» **Short exercise**: Output every entry exactly, from the first line to the last.

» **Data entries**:
◆ ◆ ◆
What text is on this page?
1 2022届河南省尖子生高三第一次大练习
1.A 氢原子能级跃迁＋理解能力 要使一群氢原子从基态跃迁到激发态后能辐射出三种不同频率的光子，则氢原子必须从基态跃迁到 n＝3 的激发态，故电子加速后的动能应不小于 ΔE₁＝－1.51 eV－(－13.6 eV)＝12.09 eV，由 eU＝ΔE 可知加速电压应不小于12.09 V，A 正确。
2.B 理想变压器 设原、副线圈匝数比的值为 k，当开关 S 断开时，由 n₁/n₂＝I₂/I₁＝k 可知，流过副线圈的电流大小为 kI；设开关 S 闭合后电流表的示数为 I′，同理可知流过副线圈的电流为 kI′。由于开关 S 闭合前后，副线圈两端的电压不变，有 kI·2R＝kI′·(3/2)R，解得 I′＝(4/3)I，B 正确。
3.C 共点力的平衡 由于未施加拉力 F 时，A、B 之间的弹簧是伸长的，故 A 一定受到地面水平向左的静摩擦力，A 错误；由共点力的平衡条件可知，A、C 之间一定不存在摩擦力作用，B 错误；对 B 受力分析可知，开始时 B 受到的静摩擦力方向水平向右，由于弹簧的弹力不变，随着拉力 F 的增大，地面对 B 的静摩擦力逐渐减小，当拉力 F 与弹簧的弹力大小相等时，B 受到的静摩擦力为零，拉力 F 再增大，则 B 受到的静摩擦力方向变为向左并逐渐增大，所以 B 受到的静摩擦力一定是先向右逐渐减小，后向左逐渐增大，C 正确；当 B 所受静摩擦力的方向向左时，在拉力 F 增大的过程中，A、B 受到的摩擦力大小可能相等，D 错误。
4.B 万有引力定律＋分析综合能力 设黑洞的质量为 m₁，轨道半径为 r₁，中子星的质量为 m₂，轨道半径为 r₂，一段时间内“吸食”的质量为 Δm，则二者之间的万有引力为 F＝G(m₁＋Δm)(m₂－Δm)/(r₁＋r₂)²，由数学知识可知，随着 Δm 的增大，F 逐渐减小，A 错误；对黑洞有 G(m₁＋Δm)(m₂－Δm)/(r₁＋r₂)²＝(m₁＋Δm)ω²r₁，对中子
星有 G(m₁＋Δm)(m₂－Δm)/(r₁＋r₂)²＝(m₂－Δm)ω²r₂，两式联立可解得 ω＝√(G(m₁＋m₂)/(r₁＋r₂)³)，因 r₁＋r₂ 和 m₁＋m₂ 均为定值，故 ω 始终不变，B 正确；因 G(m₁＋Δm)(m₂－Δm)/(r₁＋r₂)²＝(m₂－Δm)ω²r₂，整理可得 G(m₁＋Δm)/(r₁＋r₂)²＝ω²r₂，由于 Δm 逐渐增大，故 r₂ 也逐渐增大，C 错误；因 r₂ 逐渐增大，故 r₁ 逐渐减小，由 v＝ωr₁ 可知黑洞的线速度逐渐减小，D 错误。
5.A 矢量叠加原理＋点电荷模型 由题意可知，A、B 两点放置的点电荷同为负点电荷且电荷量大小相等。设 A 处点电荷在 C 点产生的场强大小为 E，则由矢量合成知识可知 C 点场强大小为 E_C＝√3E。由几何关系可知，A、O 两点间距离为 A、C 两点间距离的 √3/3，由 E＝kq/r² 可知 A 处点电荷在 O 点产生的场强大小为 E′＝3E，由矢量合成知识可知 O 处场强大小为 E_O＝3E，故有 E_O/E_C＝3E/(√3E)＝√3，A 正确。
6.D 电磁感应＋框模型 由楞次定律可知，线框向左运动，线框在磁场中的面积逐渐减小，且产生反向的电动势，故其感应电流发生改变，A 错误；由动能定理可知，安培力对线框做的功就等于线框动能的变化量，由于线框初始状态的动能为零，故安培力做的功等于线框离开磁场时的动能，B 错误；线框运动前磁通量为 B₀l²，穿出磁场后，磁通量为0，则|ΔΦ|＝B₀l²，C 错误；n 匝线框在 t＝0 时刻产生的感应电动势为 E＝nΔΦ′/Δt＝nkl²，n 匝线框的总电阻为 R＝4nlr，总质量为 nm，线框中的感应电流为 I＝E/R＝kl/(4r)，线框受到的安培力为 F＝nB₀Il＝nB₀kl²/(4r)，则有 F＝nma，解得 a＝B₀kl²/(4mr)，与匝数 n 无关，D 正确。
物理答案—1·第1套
◆ ◆ ◆
» **Solution to the exercise**:
What text is on this page?
1 2022届河南省尖子生高三第一次大练习
1.A 氢原子能级跃迁＋理解能力 要使一群氢原子从基态跃迁到激发态后能辐射出三种不同频率的光子，则氢原子必须从基态跃迁到 n＝3 的激发态，故电子加速后的动能应不小于 ΔE₁＝－1.51 eV－(－13.6 eV)＝12.09 eV，由 eU＝ΔE 可知加速电压应不小于12.09 V，A 正确。
2.B 理想变压器 设原、副线圈匝数比的值为 k，当开关 S 断开时，由 n₁/n₂＝I₂/I₁＝k 可知，流过副线圈的电流大小为 kI；设开关 S 闭合后电流表的示数为 I′，同理可知流过副线圈的电流为 kI′。由于开关 S 闭合前后，副线圈两端的电压不变，有 kI·2R＝kI′·(3/2)R，解得 I′＝(4/3)I，B 正确。
3.C 共点力的平衡 由于未施加拉力 F 时，A、B 之间的弹簧是伸长的，故 A 一定受到地面水平向左的静摩擦力，A 错误；由共点力的平衡条件可知，A、C 之间一定不存在摩擦力作用，B 错误；对 B 受力分析可知，开始时 B 受到的静摩擦力方向水平向右，由于弹簧的弹力不变，随着拉力 F 的增大，地面对 B 的静摩擦力逐渐减小，当拉力 F 与弹簧的弹力大小相等时，B 受到的静摩擦力为零，拉力 F 再增大，则 B 受到的静摩擦力方向变为向左并逐渐增大，所以 B 受到的静摩擦力一定是先向右逐渐减小，后向左逐渐增大，C 正确；当 B 所受静摩擦力的方向向左时，在拉力 F 增大的过程中，A、B 受到的摩擦力大小可能相等，D 错误。
4.B 万有引力定律＋分析综合能力 设黑洞的质量为 m₁，轨道半径为 r₁，中子星的质量为 m₂，轨道半径为 r₂，一段时间内“吸食”的质量为 Δm，则二者之间的万有引力为 F＝G(m₁＋Δm)(m₂－Δm)/(r₁＋r₂)²，由数学知识可知，随着 Δm 的增大，F 逐渐减小，A 错误；对黑洞有 G(m₁＋Δm)(m₂－Δm)/(r₁＋r₂)²＝(m₁＋Δm)ω²r₁，对中子
星有 G(m₁＋Δm)(m₂－Δm)/(r₁＋r₂)²＝(m₂－Δm)ω²r₂，两式联立可解得 ω＝√(G(m₁＋m₂)/(r₁＋r₂)³)，因 r₁＋r₂ 和 m₁＋m₂ 均为定值，故 ω 始终不变，B 正确；因 G(m₁＋Δm)(m₂－Δm)/(r₁＋r₂)²＝(m₂－Δm)ω²r₂，整理可得 G(m₁＋Δm)/(r₁＋r₂)²＝ω²r₂，由于 Δm 逐渐增大，故 r₂ 也逐渐增大，C 错误；因 r₂ 逐渐增大，故 r₁ 逐渐减小，由 v＝ωr₁ 可知黑洞的线速度逐渐减小，D 错误。
5.A 矢量叠加原理＋点电荷模型 由题意可知，A、B 两点放置的点电荷同为负点电荷且电荷量大小相等。设 A 处点电荷在 C 点产生的场强大小为 E，则由矢量合成知识可知 C 点场强大小为 E_C＝√3E。由几何关系可知，A、O 两点间距离为 A、C 两点间距离的 √3/3，由 E＝kq/r² 可知 A 处点电荷在 O 点产生的场强大小为 E′＝3E，由矢量合成知识可知 O 处场强大小为 E_O＝3E，故有 E_O/E_C＝3E/(√3E)＝√3，A 正确。
6.D 电磁感应＋框模型 由楞次定律可知，线框向左运动，线框在磁场中的面积逐渐减小，且产生反向的电动势，故其感应电流发生改变，A 错误；由动能定理可知，安培力对线框做的功就等于线框动能的变化量，由于线框初始状态的动能为零，故安培力做的功等于线框离开磁场时的动能，B 错误；线框运动前磁通量为 B₀l²，穿出磁场后，磁通量为0，则|ΔΦ|＝B₀l²，C 错误；n 匝线框在 t＝0 时刻产生的感应电动势为 E＝nΔΦ′/Δt＝nkl²，n 匝线框的总电阻为 R＝4nlr，总质量为 nm，线框中的感应电流为 I＝E/R＝kl/(4r)，线框受到的安培力为 F＝nB₀Il＝nB₀kl²/(4r)，则有 F＝nma，解得 a＝B₀kl²/(4mr)，与匝数 n 无关，D 正确。
物理答案—1·第1套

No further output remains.